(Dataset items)
□ □ □ □

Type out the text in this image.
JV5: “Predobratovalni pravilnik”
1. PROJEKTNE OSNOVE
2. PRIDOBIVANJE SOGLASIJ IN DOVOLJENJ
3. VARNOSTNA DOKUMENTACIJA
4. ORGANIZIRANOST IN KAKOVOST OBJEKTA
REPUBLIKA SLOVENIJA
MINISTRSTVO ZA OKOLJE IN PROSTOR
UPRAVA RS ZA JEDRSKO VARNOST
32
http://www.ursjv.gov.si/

□ □ □ □

**WHAT THE TASK REQUIRES**
Print every record above exactly as written.

**REPLY**
Type out the text in this image.
JV5: “Predobratovalni pravilnik”
1. PROJEKTNE OSNOVE
2. PRIDOBIVANJE SOGLASIJ IN DOVOLJENJ
3. VARNOSTNA DOKUMENTACIJA
4. ORGANIZIRANOST IN KAKOVOST OBJEKTA
REPUBLIKA SLOVENIJA
MINISTRSTVO ZA OKOLJE IN PROSTOR
UPRAVA RS ZA JEDRSKO VARNOST
32
http://www.ursjv.gov.si/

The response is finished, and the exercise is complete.